--- START ---
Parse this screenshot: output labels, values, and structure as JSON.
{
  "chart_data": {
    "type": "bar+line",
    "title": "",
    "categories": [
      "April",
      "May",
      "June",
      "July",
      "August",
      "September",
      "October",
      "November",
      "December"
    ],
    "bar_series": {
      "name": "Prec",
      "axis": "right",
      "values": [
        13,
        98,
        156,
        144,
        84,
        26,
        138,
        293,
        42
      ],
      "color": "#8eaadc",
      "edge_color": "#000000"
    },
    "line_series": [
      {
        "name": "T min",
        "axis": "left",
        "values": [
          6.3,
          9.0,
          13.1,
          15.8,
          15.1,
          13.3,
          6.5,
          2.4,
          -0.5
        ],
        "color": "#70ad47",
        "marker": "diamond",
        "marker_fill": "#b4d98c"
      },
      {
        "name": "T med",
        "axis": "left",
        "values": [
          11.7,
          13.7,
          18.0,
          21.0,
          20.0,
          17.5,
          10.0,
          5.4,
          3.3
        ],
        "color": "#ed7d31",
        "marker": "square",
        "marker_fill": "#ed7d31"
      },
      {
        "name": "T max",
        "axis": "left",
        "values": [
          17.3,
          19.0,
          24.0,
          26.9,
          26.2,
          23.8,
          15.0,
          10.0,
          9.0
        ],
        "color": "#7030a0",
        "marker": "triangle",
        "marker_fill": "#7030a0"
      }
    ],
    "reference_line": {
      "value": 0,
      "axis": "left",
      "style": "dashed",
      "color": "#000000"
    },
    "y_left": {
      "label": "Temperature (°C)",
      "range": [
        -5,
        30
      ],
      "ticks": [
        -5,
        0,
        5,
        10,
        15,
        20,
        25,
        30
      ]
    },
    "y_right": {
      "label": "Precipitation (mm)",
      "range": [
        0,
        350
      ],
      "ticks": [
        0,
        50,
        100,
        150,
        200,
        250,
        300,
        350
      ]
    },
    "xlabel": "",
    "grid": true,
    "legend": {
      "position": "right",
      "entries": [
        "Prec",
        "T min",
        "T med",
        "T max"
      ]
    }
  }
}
--- END ---
- WORK REQUIRED
Set down all of the records shown above once more, exactly.

- CORRECT OUTPUT
Parse this screenshot: output labels, values, and structure as JSON.
{
  "chart_data": {
    "type": "bar+line",
    "title": "",
    "categories": [
      "April",
      "May",
      "June",
      "July",
      "August",
      "September",
      "October",
      "November",
      "December"
    ],
    "bar_series": {
      "name": "Prec",
      "axis": "right",
      "values": [
        13,
        98,
        156,
        144,
        84,
        26,
        138,
        293,
        42
      ],
      "color": "#8eaadc",
      "edge_color": "#000000"
    },
    "line_series": [
      {
        "name": "T min",
        "axis": "left",
        "values": [
          6.3,
          9.0,
          13.1,
          15.8,
          15.1,
          13.3,
          6.5,
          2.4,
          -0.5
        ],
        "color": "#70ad47",
        "marker": "diamond",
        "marker_fill": "#b4d98c"
      },
      {
        "name": "T med",
        "axis": "left",
        "values": [
          11.7,
          13.7,
          18.0,
          21.0,
          20.0,
          17.5,
          10.0,
          5.4,
          3.3
        ],
        "color": "#ed7d31",
        "marker": "square",
        "marker_fill": "#ed7d31"
      },
      {
        "name": "T max",
        "axis": "left",
        "values": [
          17.3,
          19.0,
          24.0,
          26.9,
          26.2,
          23.8,
          15.0,
          10.0,
          9.0
        ],
        "color": "#7030a0",
        "marker": "triangle",
        "marker_fill": "#7030a0"
      }
    ],
    "reference_line": {
      "value": 0,
      "axis": "left",
      "style": "dashed",
      "color": "#000000"
    },
    "y_left": {
      "label": "Temperature (°C)",
      "range": [
        -5,
        30
      ],
      "ticks": [
        -5,
        0,
        5,
        10,
        15,
        20,
        25,
        30
      ]
    },
    "y_right": {
      "label": "Precipitation (mm)",
      "range": [
        0,
        350
      ],
      "ticks": [
        0,
        50,
        100,
        150,
        200,
        250,
        300,
        350
      ]
    },
    "xlabel": "",
    "grid": true,
    "legend": {
      "position": "right",
      "entries": [
        "Prec",
        "T min",
        "T med",
        "T max"
      ]
    }
  }
}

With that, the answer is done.